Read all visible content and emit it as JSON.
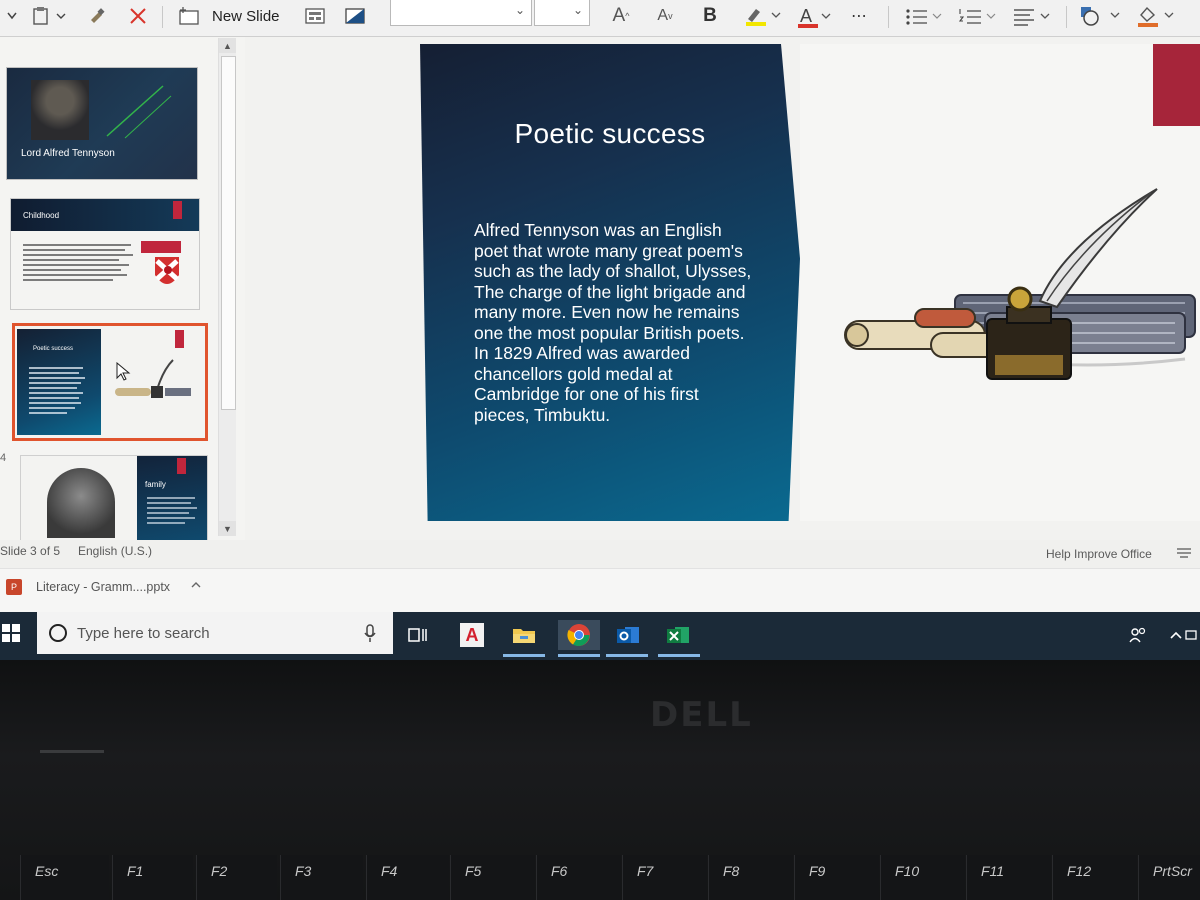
{
  "ribbon": {
    "new_slide_label": "New Slide",
    "font_grow": "A",
    "font_shrink": "A",
    "bold": "B",
    "text_highlight": "A",
    "font_color": "A",
    "more": "⋯"
  },
  "thumbnails": [
    {
      "title": "Lord Alfred Tennyson"
    },
    {
      "title": "Childhood"
    },
    {
      "title": "Poetic success"
    },
    {
      "number": "4",
      "title": "family"
    }
  ],
  "slide": {
    "title": "Poetic success",
    "body": "Alfred Tennyson was an English poet that wrote many great poem's such as the lady of shallot, Ulysses, The charge of the light brigade and many more. Even now he remains one the most popular British poets. In 1829 Alfred was awarded chancellors gold medal at Cambridge for one of his first pieces, Timbuktu.",
    "accent_color": "#a6253a"
  },
  "status": {
    "slide_counter": "Slide 3 of 5",
    "language": "English (U.S.)",
    "help_improve": "Help Improve Office"
  },
  "download": {
    "file_name": "Literacy - Gramm....pptx"
  },
  "taskbar": {
    "search_placeholder": "Type here to search",
    "task_view_icon": "task-view-icon",
    "apps": [
      "acrobat-icon",
      "file-explorer-icon",
      "chrome-icon",
      "outlook-icon",
      "excel-icon"
    ]
  },
  "laptop": {
    "brand": "DELL",
    "keys": [
      "Esc",
      "F1",
      "F2",
      "F3",
      "F4",
      "F5",
      "F6",
      "F7",
      "F8",
      "F9",
      "F10",
      "F11",
      "F12",
      "PrtScr"
    ]
  }
}
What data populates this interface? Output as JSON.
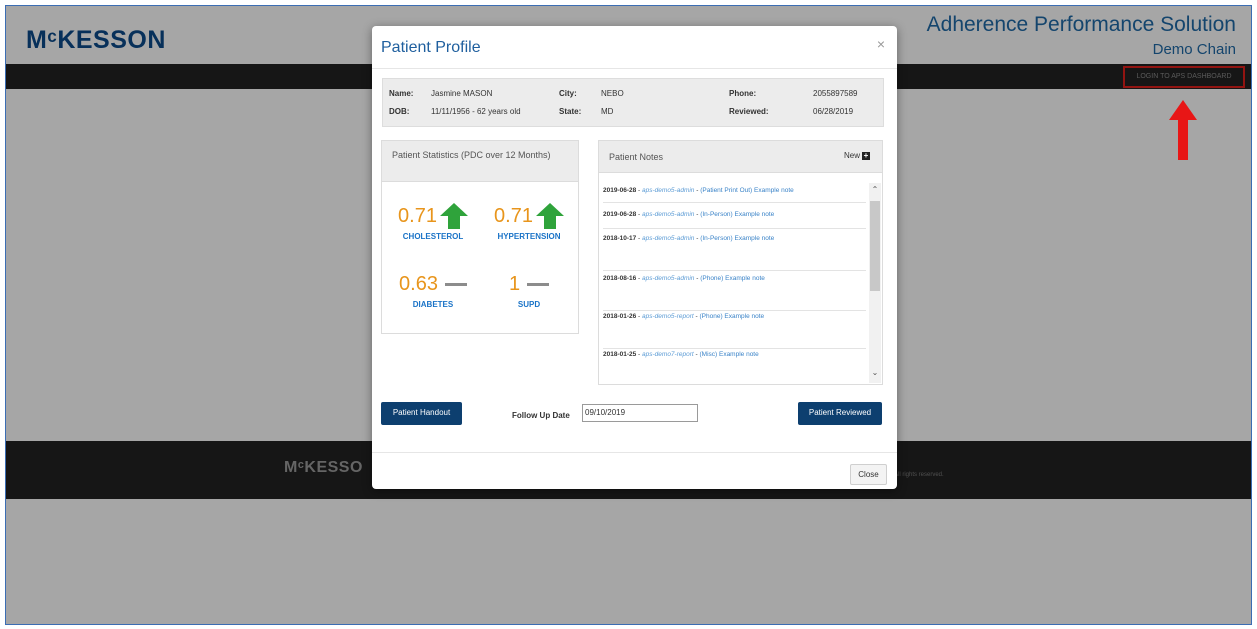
{
  "header": {
    "logo": "MᶜKESSON",
    "app_title": "Adherence Performance Solution",
    "app_subtitle": "Demo Chain"
  },
  "navbar": {
    "login_link": "LOGIN TO APS DASHBOARD"
  },
  "footer": {
    "logo": "MᶜKESSO",
    "rights": "All rights reserved."
  },
  "colors": {
    "brand_blue": "#0b4a8a",
    "stat_orange": "#e8951c",
    "stat_label_blue": "#1a73c7",
    "arrow_green": "#2fa33b",
    "highlight_red": "#e0201b",
    "button_navy": "#0d3f6f"
  },
  "modal": {
    "title": "Patient Profile",
    "close_icon": "×",
    "patient": {
      "name_label": "Name:",
      "name": "Jasmine MASON",
      "dob_label": "DOB:",
      "dob": "11/11/1956 - 62 years old",
      "city_label": "City:",
      "city": "NEBO",
      "state_label": "State:",
      "state": "MD",
      "phone_label": "Phone:",
      "phone": "2055897589",
      "reviewed_label": "Reviewed:",
      "reviewed": "06/28/2019"
    },
    "stats": {
      "title": "Patient Statistics (PDC over 12 Months)",
      "items": [
        {
          "value": "0.71",
          "label": "CHOLESTEROL",
          "trend_icon": "up-arrow-icon"
        },
        {
          "value": "0.71",
          "label": "HYPERTENSION",
          "trend_icon": "up-arrow-icon"
        },
        {
          "value": "0.63",
          "label": "DIABETES",
          "trend_icon": "dash-icon"
        },
        {
          "value": "1",
          "label": "SUPD",
          "trend_icon": "dash-icon"
        }
      ]
    },
    "notes": {
      "title": "Patient Notes",
      "new_label": "New",
      "items": [
        {
          "date": "2019-06-28",
          "user": "aps-demo5-admin",
          "detail": "(Patient Print Out) Example note"
        },
        {
          "date": "2019-06-28",
          "user": "aps-demo5-admin",
          "detail": "(In-Person) Example note"
        },
        {
          "date": "2018-10-17",
          "user": "aps-demo5-admin",
          "detail": "(In-Person) Example note"
        },
        {
          "date": "2018-08-16",
          "user": "aps-demo5-admin",
          "detail": "(Phone) Example note"
        },
        {
          "date": "2018-01-26",
          "user": "aps-demo5-report",
          "detail": "(Phone) Example note"
        },
        {
          "date": "2018-01-25",
          "user": "aps-demo7-report",
          "detail": "(Misc) Example note"
        }
      ]
    },
    "handout_button": "Patient Handout",
    "followup_label": "Follow Up Date",
    "followup_value": "09/10/2019",
    "reviewed_button": "Patient Reviewed",
    "close_button": "Close"
  }
}
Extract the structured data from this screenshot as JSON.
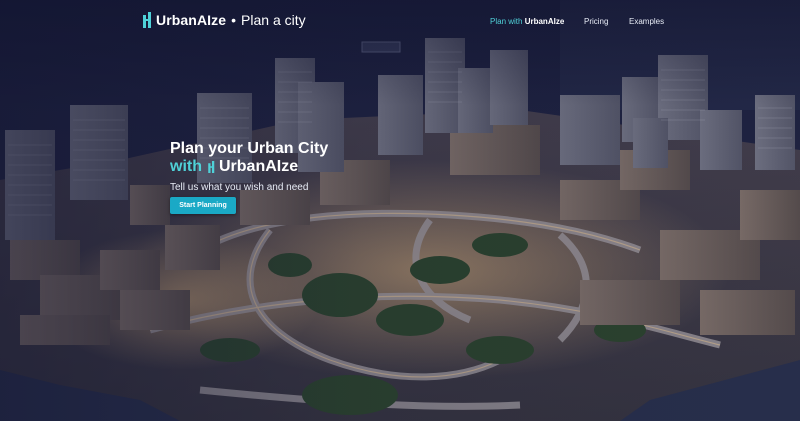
{
  "header": {
    "brand_name_prefix": "Urban",
    "brand_name_suffix": "AIze",
    "brand_separator": "•",
    "brand_tagline": "Plan a city",
    "nav": {
      "plan_prefix": "Plan with",
      "plan_brand_prefix": "Urban",
      "plan_brand_suffix": "AIze",
      "pricing": "Pricing",
      "examples": "Examples"
    }
  },
  "hero": {
    "title_line1": "Plan your Urban City",
    "title_with": "with",
    "title_brand_prefix": "Urban",
    "title_brand_suffix": "AIze",
    "subtitle": "Tell us what you wish and need",
    "cta_label": "Start Planning"
  },
  "colors": {
    "accent": "#4fd1d8",
    "button": "#1aa9c6",
    "background": "#1b1f3a"
  },
  "icons": {
    "logo": "urbanaize-logo-icon",
    "background": "aerial-city-image"
  }
}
•••
YOUR INSTRUCTIONS: Quote the listing above in full, except for the pictures.

RESPONSE BELOW:
Read all visible content and emit it as JSON.
{
  "ribbon": {
    "new_slide_label": "New Slide",
    "font_grow": "A",
    "font_shrink": "A",
    "bold": "B",
    "text_highlight": "A",
    "font_color": "A",
    "more": "⋯"
  },
  "thumbnails": [
    {
      "title": "Lord Alfred Tennyson"
    },
    {
      "title": "Childhood"
    },
    {
      "title": "Poetic success"
    },
    {
      "number": "4",
      "title": "family"
    }
  ],
  "slide": {
    "title": "Poetic success",
    "body": "Alfred Tennyson was an English poet that wrote many great poem's such as the lady of shallot, Ulysses, The charge of the light brigade and many more. Even now he remains one the most popular British poets. In 1829 Alfred was awarded chancellors gold medal at Cambridge for one of his first pieces, Timbuktu.",
    "accent_color": "#a6253a"
  },
  "status": {
    "slide_counter": "Slide 3 of 5",
    "language": "English (U.S.)",
    "help_improve": "Help Improve Office"
  },
  "download": {
    "file_name": "Literacy - Gramm....pptx"
  },
  "taskbar": {
    "search_placeholder": "Type here to search",
    "task_view_icon": "task-view-icon",
    "apps": [
      "acrobat-icon",
      "file-explorer-icon",
      "chrome-icon",
      "outlook-icon",
      "excel-icon"
    ]
  },
  "laptop": {
    "brand": "DELL",
    "keys": [
      "Esc",
      "F1",
      "F2",
      "F3",
      "F4",
      "F5",
      "F6",
      "F7",
      "F8",
      "F9",
      "F10",
      "F11",
      "F12",
      "PrtScr"
    ]
  }
}
What data populates this interface? Output as JSON.
{
  "header": {
    "logo": "MᶜKESSON",
    "app_title": "Adherence Performance Solution",
    "app_subtitle": "Demo Chain"
  },
  "navbar": {
    "login_link": "LOGIN TO APS DASHBOARD"
  },
  "footer": {
    "logo": "MᶜKESSO",
    "rights": "All rights reserved."
  },
  "colors": {
    "brand_blue": "#0b4a8a",
    "stat_orange": "#e8951c",
    "stat_label_blue": "#1a73c7",
    "arrow_green": "#2fa33b",
    "highlight_red": "#e0201b",
    "button_navy": "#0d3f6f"
  },
  "modal": {
    "title": "Patient Profile",
    "close_icon": "×",
    "patient": {
      "name_label": "Name:",
      "name": "Jasmine MASON",
      "dob_label": "DOB:",
      "dob": "11/11/1956 - 62 years old",
      "city_label": "City:",
      "city": "NEBO",
      "state_label": "State:",
      "state": "MD",
      "phone_label": "Phone:",
      "phone": "2055897589",
      "reviewed_label": "Reviewed:",
      "reviewed": "06/28/2019"
    },
    "stats": {
      "title": "Patient Statistics (PDC over 12 Months)",
      "items": [
        {
          "value": "0.71",
          "label": "CHOLESTEROL",
          "trend_icon": "up-arrow-icon"
        },
        {
          "value": "0.71",
          "label": "HYPERTENSION",
          "trend_icon": "up-arrow-icon"
        },
        {
          "value": "0.63",
          "label": "DIABETES",
          "trend_icon": "dash-icon"
        },
        {
          "value": "1",
          "label": "SUPD",
          "trend_icon": "dash-icon"
        }
      ]
    },
    "notes": {
      "title": "Patient Notes",
      "new_label": "New",
      "items": [
        {
          "date": "2019-06-28",
          "user": "aps-demo5-admin",
          "detail": "(Patient Print Out) Example note"
        },
        {
          "date": "2019-06-28",
          "user": "aps-demo5-admin",
          "detail": "(In-Person) Example note"
        },
        {
          "date": "2018-10-17",
          "user": "aps-demo5-admin",
          "detail": "(In-Person) Example note"
        },
        {
          "date": "2018-08-16",
          "user": "aps-demo5-admin",
          "detail": "(Phone) Example note"
        },
        {
          "date": "2018-01-26",
          "user": "aps-demo5-report",
          "detail": "(Phone) Example note"
        },
        {
          "date": "2018-01-25",
          "user": "aps-demo7-report",
          "detail": "(Misc) Example note"
        }
      ]
    },
    "handout_button": "Patient Handout",
    "followup_label": "Follow Up Date",
    "followup_value": "09/10/2019",
    "reviewed_button": "Patient Reviewed",
    "close_button": "Close"
  }
}
Extract the structured data from this screenshot as JSON.
{
  "header": {
    "brand_name_prefix": "Urban",
    "brand_name_suffix": "AIze",
    "brand_separator": "•",
    "brand_tagline": "Plan a city",
    "nav": {
      "plan_prefix": "Plan with",
      "plan_brand_prefix": "Urban",
      "plan_brand_suffix": "AIze",
      "pricing": "Pricing",
      "examples": "Examples"
    }
  },
  "hero": {
    "title_line1": "Plan your Urban City",
    "title_with": "with",
    "title_brand_prefix": "Urban",
    "title_brand_suffix": "AIze",
    "subtitle": "Tell us what you wish and need",
    "cta_label": "Start Planning"
  },
  "colors": {
    "accent": "#4fd1d8",
    "button": "#1aa9c6",
    "background": "#1b1f3a"
  },
  "icons": {
    "logo": "urbanaize-logo-icon",
    "background": "aerial-city-image"
  }
}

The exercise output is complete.